[EXERCISE REQUIREMENTS]
Output all lines exactly.

BEGIN DATA

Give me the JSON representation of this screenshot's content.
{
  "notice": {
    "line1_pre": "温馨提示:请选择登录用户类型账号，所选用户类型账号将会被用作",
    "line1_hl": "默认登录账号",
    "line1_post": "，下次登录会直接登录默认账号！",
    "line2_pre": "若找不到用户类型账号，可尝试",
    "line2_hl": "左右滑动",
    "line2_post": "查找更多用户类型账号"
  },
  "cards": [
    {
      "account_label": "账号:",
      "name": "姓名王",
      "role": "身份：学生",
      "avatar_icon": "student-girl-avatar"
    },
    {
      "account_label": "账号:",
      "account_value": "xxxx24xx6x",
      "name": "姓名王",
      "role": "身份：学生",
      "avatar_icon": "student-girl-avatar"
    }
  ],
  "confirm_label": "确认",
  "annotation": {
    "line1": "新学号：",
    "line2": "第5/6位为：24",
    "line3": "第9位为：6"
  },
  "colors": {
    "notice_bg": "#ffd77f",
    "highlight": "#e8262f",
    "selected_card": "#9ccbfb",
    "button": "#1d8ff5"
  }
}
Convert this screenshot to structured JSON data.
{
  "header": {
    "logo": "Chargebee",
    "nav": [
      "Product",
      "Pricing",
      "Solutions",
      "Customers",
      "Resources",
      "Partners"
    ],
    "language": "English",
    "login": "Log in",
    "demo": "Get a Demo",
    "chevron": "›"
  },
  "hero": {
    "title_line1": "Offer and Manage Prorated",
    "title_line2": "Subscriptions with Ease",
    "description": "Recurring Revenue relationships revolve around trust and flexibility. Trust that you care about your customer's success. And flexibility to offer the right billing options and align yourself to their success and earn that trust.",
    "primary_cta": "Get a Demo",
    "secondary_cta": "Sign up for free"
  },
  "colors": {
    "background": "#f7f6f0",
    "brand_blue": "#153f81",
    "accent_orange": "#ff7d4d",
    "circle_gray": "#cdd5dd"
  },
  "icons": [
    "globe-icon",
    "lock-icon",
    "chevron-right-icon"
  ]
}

END DATA

[COMPLETE RESPONSE]
Give me the JSON representation of this screenshot's content.
{
  "notice": {
    "line1_pre": "温馨提示:请选择登录用户类型账号，所选用户类型账号将会被用作",
    "line1_hl": "默认登录账号",
    "line1_post": "，下次登录会直接登录默认账号！",
    "line2_pre": "若找不到用户类型账号，可尝试",
    "line2_hl": "左右滑动",
    "line2_post": "查找更多用户类型账号"
  },
  "cards": [
    {
      "account_label": "账号:",
      "name": "姓名王",
      "role": "身份：学生",
      "avatar_icon": "student-girl-avatar"
    },
    {
      "account_label": "账号:",
      "account_value": "xxxx24xx6x",
      "name": "姓名王",
      "role": "身份：学生",
      "avatar_icon": "student-girl-avatar"
    }
  ],
  "confirm_label": "确认",
  "annotation": {
    "line1": "新学号：",
    "line2": "第5/6位为：24",
    "line3": "第9位为：6"
  },
  "colors": {
    "notice_bg": "#ffd77f",
    "highlight": "#e8262f",
    "selected_card": "#9ccbfb",
    "button": "#1d8ff5"
  }
}
Convert this screenshot to structured JSON data.
{
  "header": {
    "logo": "Chargebee",
    "nav": [
      "Product",
      "Pricing",
      "Solutions",
      "Customers",
      "Resources",
      "Partners"
    ],
    "language": "English",
    "login": "Log in",
    "demo": "Get a Demo",
    "chevron": "›"
  },
  "hero": {
    "title_line1": "Offer and Manage Prorated",
    "title_line2": "Subscriptions with Ease",
    "description": "Recurring Revenue relationships revolve around trust and flexibility. Trust that you care about your customer's success. And flexibility to offer the right billing options and align yourself to their success and earn that trust.",
    "primary_cta": "Get a Demo",
    "secondary_cta": "Sign up for free"
  },
  "colors": {
    "background": "#f7f6f0",
    "brand_blue": "#153f81",
    "accent_orange": "#ff7d4d",
    "circle_gray": "#cdd5dd"
  },
  "icons": [
    "globe-icon",
    "lock-icon",
    "chevron-right-icon"
  ]
}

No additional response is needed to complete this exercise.